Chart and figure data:
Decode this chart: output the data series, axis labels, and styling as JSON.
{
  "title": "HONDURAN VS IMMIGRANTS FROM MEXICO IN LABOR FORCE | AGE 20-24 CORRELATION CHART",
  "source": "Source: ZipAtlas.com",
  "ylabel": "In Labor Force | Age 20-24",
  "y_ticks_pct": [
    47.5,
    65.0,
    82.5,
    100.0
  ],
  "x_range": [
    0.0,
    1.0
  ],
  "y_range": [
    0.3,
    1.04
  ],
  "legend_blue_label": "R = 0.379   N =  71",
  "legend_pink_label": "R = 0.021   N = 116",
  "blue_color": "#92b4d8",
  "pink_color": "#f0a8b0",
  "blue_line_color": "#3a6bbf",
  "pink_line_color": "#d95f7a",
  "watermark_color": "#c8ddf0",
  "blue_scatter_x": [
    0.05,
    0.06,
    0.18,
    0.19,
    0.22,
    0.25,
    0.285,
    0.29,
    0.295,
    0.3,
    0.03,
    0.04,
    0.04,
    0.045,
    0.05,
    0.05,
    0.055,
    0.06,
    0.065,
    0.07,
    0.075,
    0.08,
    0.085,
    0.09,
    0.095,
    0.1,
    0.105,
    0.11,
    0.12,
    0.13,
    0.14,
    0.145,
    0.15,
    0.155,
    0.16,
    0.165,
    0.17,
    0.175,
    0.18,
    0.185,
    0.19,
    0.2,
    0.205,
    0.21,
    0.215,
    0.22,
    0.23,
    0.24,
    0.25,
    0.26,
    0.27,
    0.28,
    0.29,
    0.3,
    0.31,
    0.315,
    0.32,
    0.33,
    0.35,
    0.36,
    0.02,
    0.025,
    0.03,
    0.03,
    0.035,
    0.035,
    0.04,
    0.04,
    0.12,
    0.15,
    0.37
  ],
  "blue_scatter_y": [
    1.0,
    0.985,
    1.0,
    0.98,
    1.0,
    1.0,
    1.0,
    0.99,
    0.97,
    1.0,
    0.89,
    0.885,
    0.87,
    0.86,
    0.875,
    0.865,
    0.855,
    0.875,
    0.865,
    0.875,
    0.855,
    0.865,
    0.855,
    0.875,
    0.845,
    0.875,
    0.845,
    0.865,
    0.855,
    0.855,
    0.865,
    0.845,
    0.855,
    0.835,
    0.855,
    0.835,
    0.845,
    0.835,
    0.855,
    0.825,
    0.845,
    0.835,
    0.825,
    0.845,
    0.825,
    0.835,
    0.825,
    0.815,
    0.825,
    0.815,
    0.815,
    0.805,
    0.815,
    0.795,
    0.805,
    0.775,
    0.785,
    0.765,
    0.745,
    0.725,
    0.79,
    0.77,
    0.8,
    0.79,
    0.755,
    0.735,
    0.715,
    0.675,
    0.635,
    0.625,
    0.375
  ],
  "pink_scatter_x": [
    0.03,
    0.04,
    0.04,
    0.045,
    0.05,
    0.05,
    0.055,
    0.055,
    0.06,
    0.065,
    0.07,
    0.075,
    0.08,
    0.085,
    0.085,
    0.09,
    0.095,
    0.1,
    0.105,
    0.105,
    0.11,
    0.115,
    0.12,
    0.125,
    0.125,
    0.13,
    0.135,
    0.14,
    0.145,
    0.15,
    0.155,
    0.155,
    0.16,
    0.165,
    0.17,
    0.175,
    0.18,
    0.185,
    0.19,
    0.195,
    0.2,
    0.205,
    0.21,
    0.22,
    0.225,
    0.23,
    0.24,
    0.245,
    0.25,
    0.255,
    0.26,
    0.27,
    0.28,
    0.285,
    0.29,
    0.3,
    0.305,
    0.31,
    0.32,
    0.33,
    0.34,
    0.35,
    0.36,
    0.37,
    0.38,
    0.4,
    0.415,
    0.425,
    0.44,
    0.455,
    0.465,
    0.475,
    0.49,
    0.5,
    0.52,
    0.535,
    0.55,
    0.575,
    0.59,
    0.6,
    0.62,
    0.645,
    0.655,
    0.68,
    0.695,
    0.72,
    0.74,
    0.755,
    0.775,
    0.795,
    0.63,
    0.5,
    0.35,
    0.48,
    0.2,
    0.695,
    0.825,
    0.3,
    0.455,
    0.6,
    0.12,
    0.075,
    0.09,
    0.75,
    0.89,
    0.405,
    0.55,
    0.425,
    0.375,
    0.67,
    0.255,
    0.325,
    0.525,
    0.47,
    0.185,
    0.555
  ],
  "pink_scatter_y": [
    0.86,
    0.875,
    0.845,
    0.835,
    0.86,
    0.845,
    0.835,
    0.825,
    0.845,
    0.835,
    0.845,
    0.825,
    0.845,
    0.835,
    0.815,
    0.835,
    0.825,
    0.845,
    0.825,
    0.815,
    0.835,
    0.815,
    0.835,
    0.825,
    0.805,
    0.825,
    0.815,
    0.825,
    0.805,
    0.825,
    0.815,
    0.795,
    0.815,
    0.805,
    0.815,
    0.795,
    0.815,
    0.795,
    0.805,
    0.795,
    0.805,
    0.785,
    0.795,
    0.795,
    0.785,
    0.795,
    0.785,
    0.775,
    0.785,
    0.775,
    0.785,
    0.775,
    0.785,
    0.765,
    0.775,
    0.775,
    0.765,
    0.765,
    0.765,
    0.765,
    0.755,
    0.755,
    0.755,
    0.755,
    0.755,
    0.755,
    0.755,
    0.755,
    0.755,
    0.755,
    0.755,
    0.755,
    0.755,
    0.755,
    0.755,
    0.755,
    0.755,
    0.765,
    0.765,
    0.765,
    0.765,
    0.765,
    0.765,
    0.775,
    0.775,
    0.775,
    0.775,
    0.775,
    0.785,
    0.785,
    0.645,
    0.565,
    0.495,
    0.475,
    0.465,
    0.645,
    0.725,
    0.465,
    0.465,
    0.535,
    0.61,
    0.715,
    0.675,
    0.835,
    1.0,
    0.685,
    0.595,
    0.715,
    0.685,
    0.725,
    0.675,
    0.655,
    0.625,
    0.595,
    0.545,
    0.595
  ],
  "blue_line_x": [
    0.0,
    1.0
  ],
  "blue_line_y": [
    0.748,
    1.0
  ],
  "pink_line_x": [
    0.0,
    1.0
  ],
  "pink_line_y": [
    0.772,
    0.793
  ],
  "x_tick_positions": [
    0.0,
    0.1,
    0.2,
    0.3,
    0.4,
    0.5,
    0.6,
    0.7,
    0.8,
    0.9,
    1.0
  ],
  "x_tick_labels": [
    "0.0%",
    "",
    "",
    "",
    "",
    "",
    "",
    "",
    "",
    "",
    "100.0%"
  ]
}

**Problem to solve**.
Reproduce the material in full, with no word added or dropped.

**Answer for the task**.
Decode this chart: output the data series, axis labels, and styling as JSON.
{
  "title": "HONDURAN VS IMMIGRANTS FROM MEXICO IN LABOR FORCE | AGE 20-24 CORRELATION CHART",
  "source": "Source: ZipAtlas.com",
  "ylabel": "In Labor Force | Age 20-24",
  "y_ticks_pct": [
    47.5,
    65.0,
    82.5,
    100.0
  ],
  "x_range": [
    0.0,
    1.0
  ],
  "y_range": [
    0.3,
    1.04
  ],
  "legend_blue_label": "R = 0.379   N =  71",
  "legend_pink_label": "R = 0.021   N = 116",
  "blue_color": "#92b4d8",
  "pink_color": "#f0a8b0",
  "blue_line_color": "#3a6bbf",
  "pink_line_color": "#d95f7a",
  "watermark_color": "#c8ddf0",
  "blue_scatter_x": [
    0.05,
    0.06,
    0.18,
    0.19,
    0.22,
    0.25,
    0.285,
    0.29,
    0.295,
    0.3,
    0.03,
    0.04,
    0.04,
    0.045,
    0.05,
    0.05,
    0.055,
    0.06,
    0.065,
    0.07,
    0.075,
    0.08,
    0.085,
    0.09,
    0.095,
    0.1,
    0.105,
    0.11,
    0.12,
    0.13,
    0.14,
    0.145,
    0.15,
    0.155,
    0.16,
    0.165,
    0.17,
    0.175,
    0.18,
    0.185,
    0.19,
    0.2,
    0.205,
    0.21,
    0.215,
    0.22,
    0.23,
    0.24,
    0.25,
    0.26,
    0.27,
    0.28,
    0.29,
    0.3,
    0.31,
    0.315,
    0.32,
    0.33,
    0.35,
    0.36,
    0.02,
    0.025,
    0.03,
    0.03,
    0.035,
    0.035,
    0.04,
    0.04,
    0.12,
    0.15,
    0.37
  ],
  "blue_scatter_y": [
    1.0,
    0.985,
    1.0,
    0.98,
    1.0,
    1.0,
    1.0,
    0.99,
    0.97,
    1.0,
    0.89,
    0.885,
    0.87,
    0.86,
    0.875,
    0.865,
    0.855,
    0.875,
    0.865,
    0.875,
    0.855,
    0.865,
    0.855,
    0.875,
    0.845,
    0.875,
    0.845,
    0.865,
    0.855,
    0.855,
    0.865,
    0.845,
    0.855,
    0.835,
    0.855,
    0.835,
    0.845,
    0.835,
    0.855,
    0.825,
    0.845,
    0.835,
    0.825,
    0.845,
    0.825,
    0.835,
    0.825,
    0.815,
    0.825,
    0.815,
    0.815,
    0.805,
    0.815,
    0.795,
    0.805,
    0.775,
    0.785,
    0.765,
    0.745,
    0.725,
    0.79,
    0.77,
    0.8,
    0.79,
    0.755,
    0.735,
    0.715,
    0.675,
    0.635,
    0.625,
    0.375
  ],
  "pink_scatter_x": [
    0.03,
    0.04,
    0.04,
    0.045,
    0.05,
    0.05,
    0.055,
    0.055,
    0.06,
    0.065,
    0.07,
    0.075,
    0.08,
    0.085,
    0.085,
    0.09,
    0.095,
    0.1,
    0.105,
    0.105,
    0.11,
    0.115,
    0.12,
    0.125,
    0.125,
    0.13,
    0.135,
    0.14,
    0.145,
    0.15,
    0.155,
    0.155,
    0.16,
    0.165,
    0.17,
    0.175,
    0.18,
    0.185,
    0.19,
    0.195,
    0.2,
    0.205,
    0.21,
    0.22,
    0.225,
    0.23,
    0.24,
    0.245,
    0.25,
    0.255,
    0.26,
    0.27,
    0.28,
    0.285,
    0.29,
    0.3,
    0.305,
    0.31,
    0.32,
    0.33,
    0.34,
    0.35,
    0.36,
    0.37,
    0.38,
    0.4,
    0.415,
    0.425,
    0.44,
    0.455,
    0.465,
    0.475,
    0.49,
    0.5,
    0.52,
    0.535,
    0.55,
    0.575,
    0.59,
    0.6,
    0.62,
    0.645,
    0.655,
    0.68,
    0.695,
    0.72,
    0.74,
    0.755,
    0.775,
    0.795,
    0.63,
    0.5,
    0.35,
    0.48,
    0.2,
    0.695,
    0.825,
    0.3,
    0.455,
    0.6,
    0.12,
    0.075,
    0.09,
    0.75,
    0.89,
    0.405,
    0.55,
    0.425,
    0.375,
    0.67,
    0.255,
    0.325,
    0.525,
    0.47,
    0.185,
    0.555
  ],
  "pink_scatter_y": [
    0.86,
    0.875,
    0.845,
    0.835,
    0.86,
    0.845,
    0.835,
    0.825,
    0.845,
    0.835,
    0.845,
    0.825,
    0.845,
    0.835,
    0.815,
    0.835,
    0.825,
    0.845,
    0.825,
    0.815,
    0.835,
    0.815,
    0.835,
    0.825,
    0.805,
    0.825,
    0.815,
    0.825,
    0.805,
    0.825,
    0.815,
    0.795,
    0.815,
    0.805,
    0.815,
    0.795,
    0.815,
    0.795,
    0.805,
    0.795,
    0.805,
    0.785,
    0.795,
    0.795,
    0.785,
    0.795,
    0.785,
    0.775,
    0.785,
    0.775,
    0.785,
    0.775,
    0.785,
    0.765,
    0.775,
    0.775,
    0.765,
    0.765,
    0.765,
    0.765,
    0.755,
    0.755,
    0.755,
    0.755,
    0.755,
    0.755,
    0.755,
    0.755,
    0.755,
    0.755,
    0.755,
    0.755,
    0.755,
    0.755,
    0.755,
    0.755,
    0.755,
    0.765,
    0.765,
    0.765,
    0.765,
    0.765,
    0.765,
    0.775,
    0.775,
    0.775,
    0.775,
    0.775,
    0.785,
    0.785,
    0.645,
    0.565,
    0.495,
    0.475,
    0.465,
    0.645,
    0.725,
    0.465,
    0.465,
    0.535,
    0.61,
    0.715,
    0.675,
    0.835,
    1.0,
    0.685,
    0.595,
    0.715,
    0.685,
    0.725,
    0.675,
    0.655,
    0.625,
    0.595,
    0.545,
    0.595
  ],
  "blue_line_x": [
    0.0,
    1.0
  ],
  "blue_line_y": [
    0.748,
    1.0
  ],
  "pink_line_x": [
    0.0,
    1.0
  ],
  "pink_line_y": [
    0.772,
    0.793
  ],
  "x_tick_positions": [
    0.0,
    0.1,
    0.2,
    0.3,
    0.4,
    0.5,
    0.6,
    0.7,
    0.8,
    0.9,
    1.0
  ],
  "x_tick_labels": [
    "0.0%",
    "",
    "",
    "",
    "",
    "",
    "",
    "",
    "",
    "",
    "100.0%"
  ]
}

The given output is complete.